[begin Data extract]

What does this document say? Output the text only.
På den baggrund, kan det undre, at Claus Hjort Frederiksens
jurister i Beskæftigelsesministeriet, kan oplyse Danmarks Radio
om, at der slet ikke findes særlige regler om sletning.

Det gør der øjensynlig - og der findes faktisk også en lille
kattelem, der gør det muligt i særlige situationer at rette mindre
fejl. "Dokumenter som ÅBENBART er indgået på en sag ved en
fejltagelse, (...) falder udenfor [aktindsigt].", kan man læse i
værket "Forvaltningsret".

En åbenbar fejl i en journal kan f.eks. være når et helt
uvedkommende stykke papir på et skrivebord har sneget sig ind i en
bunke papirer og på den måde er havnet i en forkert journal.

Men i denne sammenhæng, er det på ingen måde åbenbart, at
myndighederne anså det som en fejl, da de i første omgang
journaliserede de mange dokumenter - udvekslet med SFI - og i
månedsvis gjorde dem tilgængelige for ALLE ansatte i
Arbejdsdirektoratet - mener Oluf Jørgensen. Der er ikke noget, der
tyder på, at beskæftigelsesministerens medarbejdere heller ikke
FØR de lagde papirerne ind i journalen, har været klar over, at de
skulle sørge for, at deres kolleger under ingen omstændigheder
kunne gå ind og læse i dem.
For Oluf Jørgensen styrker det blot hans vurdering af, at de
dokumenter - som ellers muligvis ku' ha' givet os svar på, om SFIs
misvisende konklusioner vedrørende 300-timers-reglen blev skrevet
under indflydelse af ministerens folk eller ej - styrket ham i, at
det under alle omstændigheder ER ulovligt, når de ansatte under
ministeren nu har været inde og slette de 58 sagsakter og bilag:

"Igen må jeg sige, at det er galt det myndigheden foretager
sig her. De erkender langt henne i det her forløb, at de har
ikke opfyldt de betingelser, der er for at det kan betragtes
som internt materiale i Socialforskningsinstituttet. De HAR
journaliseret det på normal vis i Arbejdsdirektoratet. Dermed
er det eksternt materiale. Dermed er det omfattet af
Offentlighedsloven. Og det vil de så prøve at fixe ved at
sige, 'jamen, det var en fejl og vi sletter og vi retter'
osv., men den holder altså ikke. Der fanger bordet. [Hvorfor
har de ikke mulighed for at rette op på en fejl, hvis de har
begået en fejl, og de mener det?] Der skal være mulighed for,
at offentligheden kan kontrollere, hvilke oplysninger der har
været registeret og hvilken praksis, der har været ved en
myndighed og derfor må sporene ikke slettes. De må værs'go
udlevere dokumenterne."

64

[end Data extract]

- _Aim_
Looking at the data above, show all lines where the word "måde" occurs.

- _Reply to the task_
bunke papirer og på den måde er havnet i en forkert journal.
Men i denne sammenhæng, er det på ingen måde åbenbart, at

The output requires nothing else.